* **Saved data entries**

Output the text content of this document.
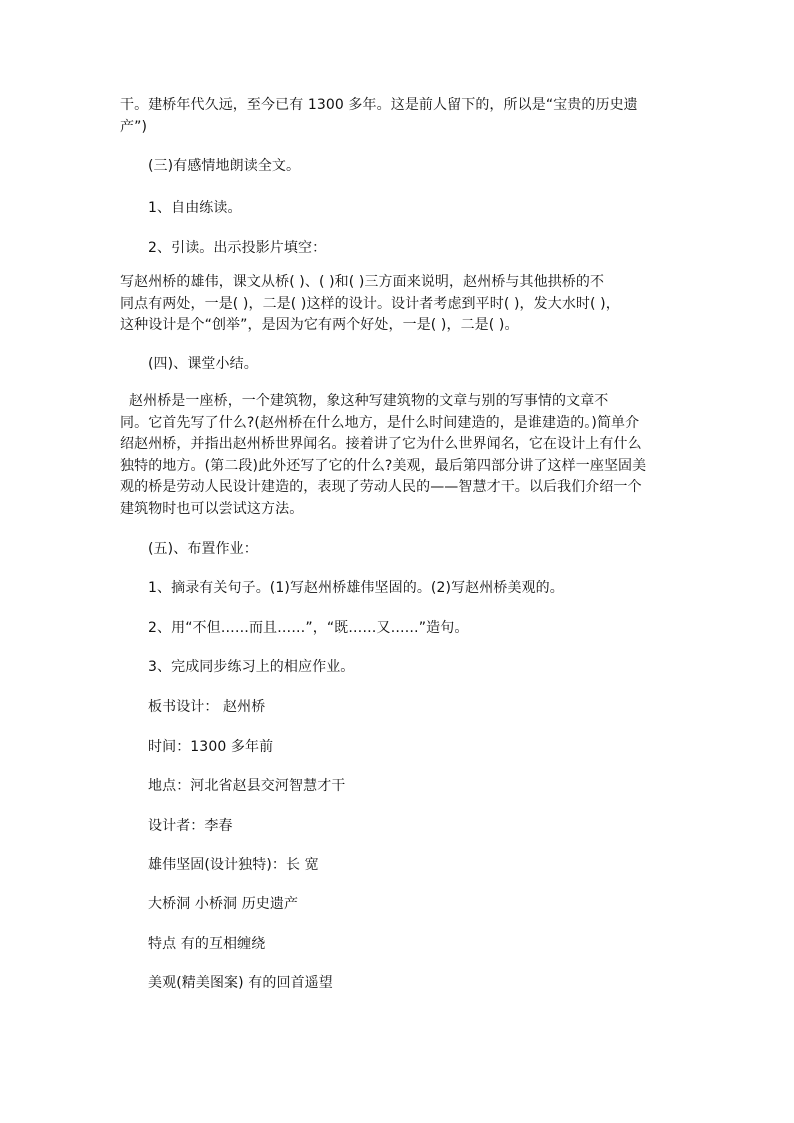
干。建桥年代久远，至今已有 1300 多年。这是前人留下的，所以是“宝贵的历史遗
产”)

(三)有感情地朗读全文。

1、自由练读。

2、引读。出示投影片填空：

写赵州桥的雄伟，课文从桥( )、( )和( )三方面来说明，赵州桥与其他拱桥的不
同点有两处，一是( )，二是( )这样的设计。设计者考虑到平时( )，发大水时( )，
这种设计是个“创举”，是因为它有两个好处，一是( )，二是( )。

(四)、课堂小结。

赵州桥是一座桥，一个建筑物，象这种写建筑物的文章与别的写事情的文章不
同。它首先写了什么?(赵州桥在什么地方，是什么时间建造的，是谁建造的。)简单介
绍赵州桥，并指出赵州桥世界闻名。接着讲了它为什么世界闻名，它在设计上有什么
独特的地方。(第二段)此外还写了它的什么?美观，最后第四部分讲了这样一座坚固美
观的桥是劳动人民设计建造的，表现了劳动人民的——智慧才干。以后我们介绍一个
建筑物时也可以尝试这方法。

(五)、布置作业：

1、摘录有关句子。(1)写赵州桥雄伟坚固的。(2)写赵州桥美观的。

2、用“不但……而且……”，“既……又……”造句。

3、完成同步练习上的相应作业。

板书设计： 赵州桥

时间：1300 多年前

地点：河北省赵县交河智慧才干

设计者：李春

雄伟坚固(设计独特)：长 宽

大桥洞 小桥洞 历史遗产

特点 有的互相缠绕

美观(精美图案) 有的回首遥望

* **What you have to do**
Without the pictures, reproduce every line of the records above exactly.

* **Result below**
Output the text content of this document.
干。建桥年代久远，至今已有 1300 多年。这是前人留下的，所以是“宝贵的历史遗
产”)

(三)有感情地朗读全文。

1、自由练读。

2、引读。出示投影片填空：

写赵州桥的雄伟，课文从桥( )、( )和( )三方面来说明，赵州桥与其他拱桥的不
同点有两处，一是( )，二是( )这样的设计。设计者考虑到平时( )，发大水时( )，
这种设计是个“创举”，是因为它有两个好处，一是( )，二是( )。

(四)、课堂小结。

赵州桥是一座桥，一个建筑物，象这种写建筑物的文章与别的写事情的文章不
同。它首先写了什么?(赵州桥在什么地方，是什么时间建造的，是谁建造的。)简单介
绍赵州桥，并指出赵州桥世界闻名。接着讲了它为什么世界闻名，它在设计上有什么
独特的地方。(第二段)此外还写了它的什么?美观，最后第四部分讲了这样一座坚固美
观的桥是劳动人民设计建造的，表现了劳动人民的——智慧才干。以后我们介绍一个
建筑物时也可以尝试这方法。

(五)、布置作业：

1、摘录有关句子。(1)写赵州桥雄伟坚固的。(2)写赵州桥美观的。

2、用“不但……而且……”，“既……又……”造句。

3、完成同步练习上的相应作业。

板书设计： 赵州桥

时间：1300 多年前

地点：河北省赵县交河智慧才干

设计者：李春

雄伟坚固(设计独特)：长 宽

大桥洞 小桥洞 历史遗产

特点 有的互相缠绕

美观(精美图案) 有的回首遥望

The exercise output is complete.